Attendez-vous un geste du gouvernement en faveur des sans-papiers ?
Non. Nicolas Sarkozy gère le dossier avec ce qu'il faut d'humanité et de fermeté. Je trouve d'ailleurs que c'est lui qui réussit le mieux au gouvernement. Il ne fait pourtant pas dans la modération, mais il sait faire passer son message.
Bayrou fait aujourd'hui sa rentrée. Est-il assez écouté par Raffarin ?
Non, pas du tout. Je suis malheureux de voir qu'il y a deux poids deux mesures. Quand l'un d'entre nous fait des propositions, Jean-François Copé (NDLR : Secrétaire d'Etat chargé des relations avec le Parlement) nous explique que nous ferions mieux d'être constructifs ; mais quand il s'agit de Pierre Méhaignerie (NDLR : député UMP d'Ille-et-Vilaine), on le félicite. Moi, j'ai vraiment envie de participer pleinement à la majorité, mais il ne faut pas que face à cette volonté on trouve une réaction systématique de dédain et de mépris.
Le départ de Dominique Voynet de la tête des Verts, cela a de l'allure ?
::::::::
- [Consigne] Écrivez la suite de l'entretien politique ci-dessus en reprenant juste après sa dernière phrase. Le matériel ne joue aucun rôle dans ce travail.

- [Données enregistrées]
::::::::
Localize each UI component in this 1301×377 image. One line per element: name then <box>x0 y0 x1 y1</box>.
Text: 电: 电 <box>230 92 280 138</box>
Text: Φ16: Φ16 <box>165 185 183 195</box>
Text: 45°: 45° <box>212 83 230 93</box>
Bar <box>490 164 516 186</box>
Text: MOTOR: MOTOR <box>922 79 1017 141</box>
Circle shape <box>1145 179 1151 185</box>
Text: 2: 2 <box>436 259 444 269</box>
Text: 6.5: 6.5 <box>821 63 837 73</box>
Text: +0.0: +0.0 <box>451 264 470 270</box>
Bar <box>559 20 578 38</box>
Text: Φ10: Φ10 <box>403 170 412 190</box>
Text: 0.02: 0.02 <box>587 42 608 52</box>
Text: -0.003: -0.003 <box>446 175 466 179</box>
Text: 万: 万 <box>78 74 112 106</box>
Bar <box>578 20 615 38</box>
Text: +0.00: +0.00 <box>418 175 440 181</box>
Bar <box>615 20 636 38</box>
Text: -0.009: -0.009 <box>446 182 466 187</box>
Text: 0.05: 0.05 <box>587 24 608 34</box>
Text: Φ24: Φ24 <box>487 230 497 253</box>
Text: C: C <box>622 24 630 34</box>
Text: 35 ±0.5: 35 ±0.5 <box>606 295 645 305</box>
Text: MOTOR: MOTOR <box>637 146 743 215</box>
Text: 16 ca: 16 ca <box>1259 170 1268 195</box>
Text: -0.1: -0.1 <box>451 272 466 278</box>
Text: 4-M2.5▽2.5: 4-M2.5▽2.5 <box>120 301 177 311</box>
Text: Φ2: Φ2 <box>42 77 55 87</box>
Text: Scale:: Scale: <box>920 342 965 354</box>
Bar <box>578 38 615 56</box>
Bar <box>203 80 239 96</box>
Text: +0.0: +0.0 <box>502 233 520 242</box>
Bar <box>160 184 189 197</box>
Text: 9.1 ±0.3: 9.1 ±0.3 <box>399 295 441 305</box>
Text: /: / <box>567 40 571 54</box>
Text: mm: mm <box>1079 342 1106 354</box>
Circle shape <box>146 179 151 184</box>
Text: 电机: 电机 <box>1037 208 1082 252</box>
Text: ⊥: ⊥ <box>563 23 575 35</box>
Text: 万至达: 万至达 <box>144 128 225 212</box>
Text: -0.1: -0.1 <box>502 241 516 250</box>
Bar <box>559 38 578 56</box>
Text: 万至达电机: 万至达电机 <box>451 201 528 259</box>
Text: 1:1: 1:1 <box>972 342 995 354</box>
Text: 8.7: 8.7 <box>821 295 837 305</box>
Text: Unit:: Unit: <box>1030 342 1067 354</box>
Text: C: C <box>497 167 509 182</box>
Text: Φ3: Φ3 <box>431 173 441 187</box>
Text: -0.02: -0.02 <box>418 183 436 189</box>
::::::::
- [Réponse ci-dessous]
Oui. C'est courageux de savoir faire une pause, autre chose que de la politique. En France, ce sont toujours les mêmes qui en font. Et puis, c'est vrai que la politique c'est un métier de chien. Il n'y a pas de fidélité. On doit se protéger de ses ennemis, mais plus encore de ses amis. Et, chez les Verts, cela doit être encore plus terrible.
Que vous inspire l'état du PS, qui tient son université d'été à la Rochelle ?
Je n'ai qu'une seule chose à dire : il y a un an, on nous expliquait que la droite était effondrée, qu'elle n'avait aucune chance de gagner les élections La roue tourne tellement vite.
Jean-Marie Le Pen met sur orbite sa fille Marine
C'est vrai que cette jeune femme a du talent. Mais, ce qui m'inquiète, c'est que si l'on ne tire pas les leçons du 21 avril, que l'on ne change pas les choses dans ce pays, les Le Pen, père ou fille, feront alors des dégâts encore plus terribles.
Le sommet de Johannesburg sur la planète est-il utile ?
Oui. Il aide à prendre conscience qu'on ne peut pas continuer à insulter la planète éternellement. Je suis convaincu que la nature a une mémoire. Mais en sortira-t-il vraiment autre chose que des discours de bonne intention ? On verra
Jacques Chirac a redit son opposition à une intervention militaire des Etats-Unis en Irak sans l'aval des Nations unies. Partagez-vous la même position ?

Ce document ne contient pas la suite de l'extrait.